What to produce:
Copy each line below exactly and leave the pictures out.

---------- Data to use ----------

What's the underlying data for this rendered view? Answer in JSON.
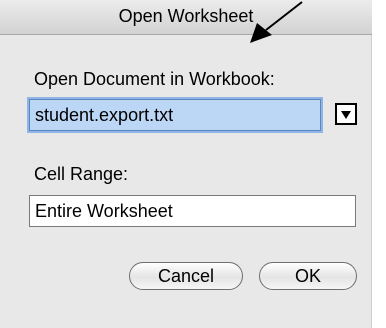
{
  "dialog": {
    "title": "Open Worksheet",
    "document_label": "Open Document in Workbook:",
    "document_value": "student.export.txt",
    "range_label": "Cell Range:",
    "range_value": "Entire Worksheet",
    "cancel_label": "Cancel",
    "ok_label": "OK"
  },
  "icons": {
    "dropdown": "chevron-down-icon",
    "annotation": "arrow-icon"
  },
  "colors": {
    "dialog_background": "#e8e8e8",
    "selection": "#bcd6f5"
  }
}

----------

Complete output:
What's the underlying data for this rendered view? Answer in JSON.
{
  "dialog": {
    "title": "Open Worksheet",
    "document_label": "Open Document in Workbook:",
    "document_value": "student.export.txt",
    "range_label": "Cell Range:",
    "range_value": "Entire Worksheet",
    "cancel_label": "Cancel",
    "ok_label": "OK"
  },
  "icons": {
    "dropdown": "chevron-down-icon",
    "annotation": "arrow-icon"
  },
  "colors": {
    "dialog_background": "#e8e8e8",
    "selection": "#bcd6f5"
  }
}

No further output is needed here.